> _Objective_
The entries below contain pictures. Retype everything except those pictures, exactly as given.

> _Records for the task_

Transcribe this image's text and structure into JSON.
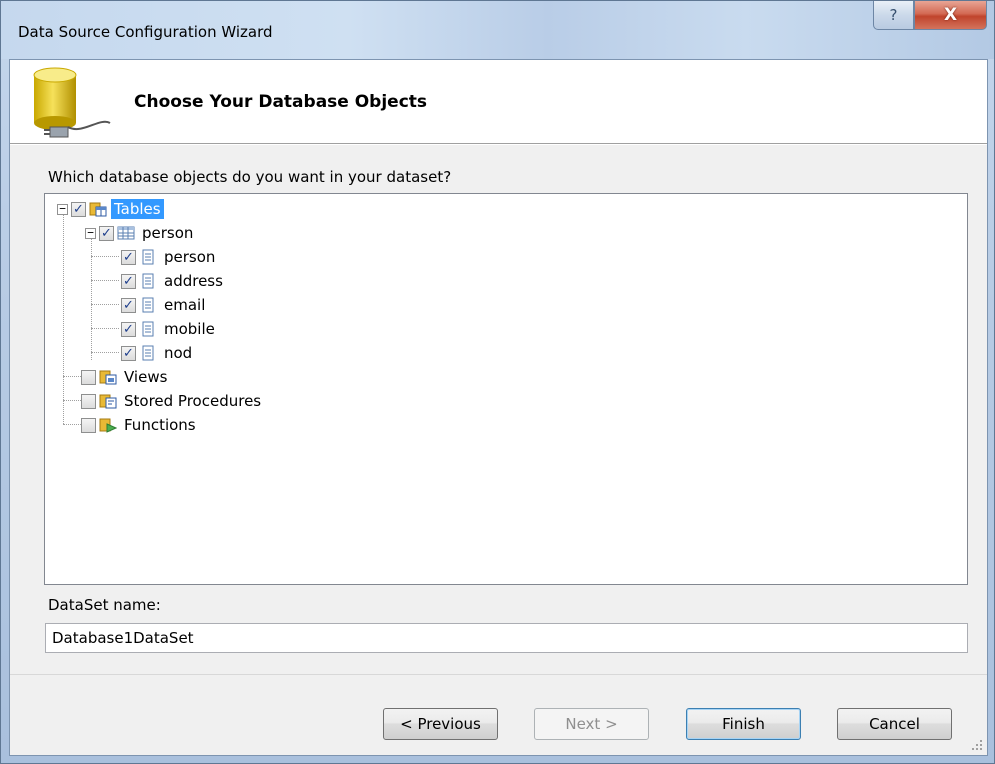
{
  "window": {
    "title": "Data Source Configuration Wizard",
    "help_glyph": "?",
    "close_glyph": "X"
  },
  "header": {
    "title": "Choose Your Database Objects",
    "icon": "database-plug-icon"
  },
  "body": {
    "question": "Which database objects do you want in your dataset?",
    "tree": {
      "tables": {
        "label": "Tables",
        "checked": true,
        "expanded": true,
        "selected": true
      },
      "person_table": {
        "label": "person",
        "checked": true,
        "expanded": true
      },
      "columns": [
        {
          "label": "person",
          "checked": true
        },
        {
          "label": "address",
          "checked": true
        },
        {
          "label": "email",
          "checked": true
        },
        {
          "label": "mobile",
          "checked": true
        },
        {
          "label": "nod",
          "checked": true
        }
      ],
      "views": {
        "label": "Views",
        "checked": false
      },
      "stored_procedures": {
        "label": "Stored Procedures",
        "checked": false
      },
      "functions": {
        "label": "Functions",
        "checked": false
      }
    },
    "dataset_label": "DataSet name:",
    "dataset_value": "Database1DataSet"
  },
  "buttons": {
    "previous": "< Previous",
    "next": "Next >",
    "finish": "Finish",
    "cancel": "Cancel"
  },
  "colors": {
    "selection": "#3399ff",
    "close_button": "#c0442c",
    "check_mark": "#1f3f8c"
  }
}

> _Answer for this exercise_
Transcribe this image's text and structure into JSON.
{
  "window": {
    "title": "Data Source Configuration Wizard",
    "help_glyph": "?",
    "close_glyph": "X"
  },
  "header": {
    "title": "Choose Your Database Objects",
    "icon": "database-plug-icon"
  },
  "body": {
    "question": "Which database objects do you want in your dataset?",
    "tree": {
      "tables": {
        "label": "Tables",
        "checked": true,
        "expanded": true,
        "selected": true
      },
      "person_table": {
        "label": "person",
        "checked": true,
        "expanded": true
      },
      "columns": [
        {
          "label": "person",
          "checked": true
        },
        {
          "label": "address",
          "checked": true
        },
        {
          "label": "email",
          "checked": true
        },
        {
          "label": "mobile",
          "checked": true
        },
        {
          "label": "nod",
          "checked": true
        }
      ],
      "views": {
        "label": "Views",
        "checked": false
      },
      "stored_procedures": {
        "label": "Stored Procedures",
        "checked": false
      },
      "functions": {
        "label": "Functions",
        "checked": false
      }
    },
    "dataset_label": "DataSet name:",
    "dataset_value": "Database1DataSet"
  },
  "buttons": {
    "previous": "< Previous",
    "next": "Next >",
    "finish": "Finish",
    "cancel": "Cancel"
  },
  "colors": {
    "selection": "#3399ff",
    "close_button": "#c0442c",
    "check_mark": "#1f3f8c"
  }
}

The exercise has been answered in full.